- What the exercise asks -
Filter the data below for the string "marker" and copy each matching line.

- Working data -

══════════════════════════════

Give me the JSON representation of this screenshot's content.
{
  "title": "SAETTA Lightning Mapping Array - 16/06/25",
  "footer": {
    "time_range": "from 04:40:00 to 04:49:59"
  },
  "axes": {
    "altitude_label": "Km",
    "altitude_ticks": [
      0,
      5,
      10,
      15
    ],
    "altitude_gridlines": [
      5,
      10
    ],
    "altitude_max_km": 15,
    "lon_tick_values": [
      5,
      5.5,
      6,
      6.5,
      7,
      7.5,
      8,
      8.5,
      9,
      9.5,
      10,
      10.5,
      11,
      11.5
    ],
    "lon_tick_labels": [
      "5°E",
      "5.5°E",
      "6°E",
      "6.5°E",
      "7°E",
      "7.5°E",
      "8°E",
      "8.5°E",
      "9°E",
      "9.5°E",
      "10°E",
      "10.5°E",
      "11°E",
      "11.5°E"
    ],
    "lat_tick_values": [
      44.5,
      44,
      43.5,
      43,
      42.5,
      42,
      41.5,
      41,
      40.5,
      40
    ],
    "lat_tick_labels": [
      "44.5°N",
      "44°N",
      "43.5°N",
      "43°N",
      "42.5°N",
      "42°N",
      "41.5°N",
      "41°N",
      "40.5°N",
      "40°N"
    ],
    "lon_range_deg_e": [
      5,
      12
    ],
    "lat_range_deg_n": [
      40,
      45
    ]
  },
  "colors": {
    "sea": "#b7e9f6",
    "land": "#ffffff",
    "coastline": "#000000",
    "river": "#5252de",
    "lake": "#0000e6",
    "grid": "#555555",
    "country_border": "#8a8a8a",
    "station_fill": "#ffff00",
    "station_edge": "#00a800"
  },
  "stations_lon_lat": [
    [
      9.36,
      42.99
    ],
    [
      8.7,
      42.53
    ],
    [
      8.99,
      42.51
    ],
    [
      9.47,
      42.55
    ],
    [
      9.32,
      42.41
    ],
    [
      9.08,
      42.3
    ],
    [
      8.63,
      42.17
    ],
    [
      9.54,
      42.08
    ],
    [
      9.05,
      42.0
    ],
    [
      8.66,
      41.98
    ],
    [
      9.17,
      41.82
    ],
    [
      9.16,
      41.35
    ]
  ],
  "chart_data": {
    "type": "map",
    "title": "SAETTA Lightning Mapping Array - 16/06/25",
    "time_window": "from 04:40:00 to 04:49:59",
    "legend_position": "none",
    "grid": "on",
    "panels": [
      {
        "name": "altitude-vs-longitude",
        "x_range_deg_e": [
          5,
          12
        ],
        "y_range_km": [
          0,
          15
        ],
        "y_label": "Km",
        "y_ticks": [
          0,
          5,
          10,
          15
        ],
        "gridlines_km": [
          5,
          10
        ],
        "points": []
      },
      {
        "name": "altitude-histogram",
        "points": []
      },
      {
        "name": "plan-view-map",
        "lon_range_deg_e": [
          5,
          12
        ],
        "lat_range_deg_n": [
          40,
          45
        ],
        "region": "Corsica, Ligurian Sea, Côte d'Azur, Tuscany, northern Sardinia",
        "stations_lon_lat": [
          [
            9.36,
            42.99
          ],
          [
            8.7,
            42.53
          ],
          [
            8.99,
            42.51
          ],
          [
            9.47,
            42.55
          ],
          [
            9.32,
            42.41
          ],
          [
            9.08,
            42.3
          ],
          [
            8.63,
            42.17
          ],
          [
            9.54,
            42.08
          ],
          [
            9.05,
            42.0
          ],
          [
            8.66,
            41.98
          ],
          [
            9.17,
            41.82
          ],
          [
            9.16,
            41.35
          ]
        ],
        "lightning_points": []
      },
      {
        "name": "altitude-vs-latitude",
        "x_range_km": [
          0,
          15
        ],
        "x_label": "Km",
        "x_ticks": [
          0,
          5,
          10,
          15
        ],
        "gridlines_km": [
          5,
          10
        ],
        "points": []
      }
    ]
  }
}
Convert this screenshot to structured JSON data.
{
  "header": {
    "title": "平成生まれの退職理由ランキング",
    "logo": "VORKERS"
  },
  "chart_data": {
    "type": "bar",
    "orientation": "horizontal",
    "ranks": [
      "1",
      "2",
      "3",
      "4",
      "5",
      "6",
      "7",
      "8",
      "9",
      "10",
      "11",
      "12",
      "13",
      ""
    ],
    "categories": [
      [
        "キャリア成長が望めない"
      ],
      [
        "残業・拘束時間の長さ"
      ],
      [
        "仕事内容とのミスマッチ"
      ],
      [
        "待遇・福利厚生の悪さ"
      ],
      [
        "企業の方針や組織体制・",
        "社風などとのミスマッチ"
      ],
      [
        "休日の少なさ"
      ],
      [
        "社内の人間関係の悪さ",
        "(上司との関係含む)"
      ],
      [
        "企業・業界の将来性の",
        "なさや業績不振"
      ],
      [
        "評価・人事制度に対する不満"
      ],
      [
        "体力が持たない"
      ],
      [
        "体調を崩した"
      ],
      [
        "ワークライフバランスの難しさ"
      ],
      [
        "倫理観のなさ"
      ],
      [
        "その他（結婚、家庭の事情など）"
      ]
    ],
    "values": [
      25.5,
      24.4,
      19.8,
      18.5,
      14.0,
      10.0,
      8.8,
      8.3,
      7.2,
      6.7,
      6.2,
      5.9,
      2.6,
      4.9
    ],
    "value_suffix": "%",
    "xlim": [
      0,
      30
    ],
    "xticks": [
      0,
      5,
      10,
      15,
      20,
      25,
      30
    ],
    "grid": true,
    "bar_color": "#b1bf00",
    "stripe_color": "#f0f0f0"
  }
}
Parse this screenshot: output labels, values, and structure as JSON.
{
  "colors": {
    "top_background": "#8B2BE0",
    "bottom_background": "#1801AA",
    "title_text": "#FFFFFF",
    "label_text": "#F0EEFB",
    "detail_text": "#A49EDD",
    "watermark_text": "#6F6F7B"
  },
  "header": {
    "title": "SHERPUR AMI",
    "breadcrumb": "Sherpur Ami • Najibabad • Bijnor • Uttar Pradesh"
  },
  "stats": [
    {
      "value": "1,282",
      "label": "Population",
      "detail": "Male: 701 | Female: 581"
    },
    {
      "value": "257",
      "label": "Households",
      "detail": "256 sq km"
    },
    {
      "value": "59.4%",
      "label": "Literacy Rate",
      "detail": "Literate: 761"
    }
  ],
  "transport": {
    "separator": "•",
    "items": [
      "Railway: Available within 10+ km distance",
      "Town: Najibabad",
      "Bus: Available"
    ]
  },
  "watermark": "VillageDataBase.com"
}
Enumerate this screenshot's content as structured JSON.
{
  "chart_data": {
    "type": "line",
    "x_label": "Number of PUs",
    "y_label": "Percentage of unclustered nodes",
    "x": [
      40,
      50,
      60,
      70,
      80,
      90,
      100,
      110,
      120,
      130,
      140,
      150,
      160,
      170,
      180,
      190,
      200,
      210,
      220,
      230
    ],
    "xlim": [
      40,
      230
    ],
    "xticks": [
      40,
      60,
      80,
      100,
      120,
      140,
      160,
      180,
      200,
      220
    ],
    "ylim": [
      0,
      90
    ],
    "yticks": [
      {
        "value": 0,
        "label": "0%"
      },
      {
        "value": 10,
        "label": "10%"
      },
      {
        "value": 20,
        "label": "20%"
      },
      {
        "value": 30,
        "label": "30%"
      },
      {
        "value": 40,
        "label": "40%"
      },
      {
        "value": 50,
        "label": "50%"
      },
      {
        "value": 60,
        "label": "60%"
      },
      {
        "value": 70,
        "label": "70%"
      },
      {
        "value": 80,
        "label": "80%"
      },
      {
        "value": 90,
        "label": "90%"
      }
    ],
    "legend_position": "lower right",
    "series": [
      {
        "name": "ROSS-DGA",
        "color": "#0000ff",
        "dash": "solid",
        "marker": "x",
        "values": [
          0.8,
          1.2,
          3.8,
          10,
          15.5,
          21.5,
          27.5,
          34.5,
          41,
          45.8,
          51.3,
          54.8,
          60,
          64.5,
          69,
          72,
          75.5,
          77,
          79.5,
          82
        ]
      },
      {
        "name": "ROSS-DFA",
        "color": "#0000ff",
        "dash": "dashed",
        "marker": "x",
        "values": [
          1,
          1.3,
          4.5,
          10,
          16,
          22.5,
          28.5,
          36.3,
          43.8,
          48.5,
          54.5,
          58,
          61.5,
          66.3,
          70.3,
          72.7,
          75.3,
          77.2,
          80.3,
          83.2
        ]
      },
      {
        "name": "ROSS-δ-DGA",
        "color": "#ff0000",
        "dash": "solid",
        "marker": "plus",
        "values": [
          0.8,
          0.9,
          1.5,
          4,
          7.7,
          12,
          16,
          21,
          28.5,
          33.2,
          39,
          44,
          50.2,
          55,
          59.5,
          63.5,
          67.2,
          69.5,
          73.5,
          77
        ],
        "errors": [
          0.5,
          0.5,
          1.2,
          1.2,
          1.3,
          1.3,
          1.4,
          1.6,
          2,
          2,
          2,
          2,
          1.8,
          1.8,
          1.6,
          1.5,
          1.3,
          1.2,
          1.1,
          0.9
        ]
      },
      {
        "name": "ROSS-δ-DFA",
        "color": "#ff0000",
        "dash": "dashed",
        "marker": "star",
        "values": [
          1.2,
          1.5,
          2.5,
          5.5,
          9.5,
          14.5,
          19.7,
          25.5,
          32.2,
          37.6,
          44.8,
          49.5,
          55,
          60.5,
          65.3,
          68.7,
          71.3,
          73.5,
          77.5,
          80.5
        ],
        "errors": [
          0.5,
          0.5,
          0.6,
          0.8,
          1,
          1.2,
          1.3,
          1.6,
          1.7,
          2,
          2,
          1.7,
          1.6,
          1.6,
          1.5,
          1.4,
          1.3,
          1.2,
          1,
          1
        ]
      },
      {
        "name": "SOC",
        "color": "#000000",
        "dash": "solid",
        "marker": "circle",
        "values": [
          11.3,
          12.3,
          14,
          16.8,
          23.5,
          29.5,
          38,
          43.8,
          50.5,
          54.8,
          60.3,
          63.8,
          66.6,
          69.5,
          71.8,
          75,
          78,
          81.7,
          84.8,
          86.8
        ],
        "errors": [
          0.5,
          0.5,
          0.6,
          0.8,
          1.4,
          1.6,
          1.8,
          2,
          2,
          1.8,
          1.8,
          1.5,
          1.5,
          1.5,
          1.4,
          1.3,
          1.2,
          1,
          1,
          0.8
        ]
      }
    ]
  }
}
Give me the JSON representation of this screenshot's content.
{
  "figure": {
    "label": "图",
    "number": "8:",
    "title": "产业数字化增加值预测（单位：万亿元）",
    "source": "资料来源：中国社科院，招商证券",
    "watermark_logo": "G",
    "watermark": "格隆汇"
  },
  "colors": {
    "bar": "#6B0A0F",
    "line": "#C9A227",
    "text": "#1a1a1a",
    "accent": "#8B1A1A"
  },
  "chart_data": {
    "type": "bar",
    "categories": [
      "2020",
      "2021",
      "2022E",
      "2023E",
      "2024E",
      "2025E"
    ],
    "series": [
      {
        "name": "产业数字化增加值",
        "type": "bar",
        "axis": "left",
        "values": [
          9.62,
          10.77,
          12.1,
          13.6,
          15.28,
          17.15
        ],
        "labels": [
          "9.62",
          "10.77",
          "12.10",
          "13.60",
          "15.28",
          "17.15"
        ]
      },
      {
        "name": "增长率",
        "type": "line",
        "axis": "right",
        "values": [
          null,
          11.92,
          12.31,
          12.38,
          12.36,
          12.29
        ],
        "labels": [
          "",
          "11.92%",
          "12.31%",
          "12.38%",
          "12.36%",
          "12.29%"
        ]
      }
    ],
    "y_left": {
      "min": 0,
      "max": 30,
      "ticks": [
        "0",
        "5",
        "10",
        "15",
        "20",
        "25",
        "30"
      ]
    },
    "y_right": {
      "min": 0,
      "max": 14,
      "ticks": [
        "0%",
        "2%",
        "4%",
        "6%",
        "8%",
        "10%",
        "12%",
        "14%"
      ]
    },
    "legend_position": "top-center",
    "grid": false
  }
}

══════════════════════════════

- Written response -
        "marker": "x",
        "marker": "x",
        "marker": "plus",
        "marker": "star",
        "marker": "circle",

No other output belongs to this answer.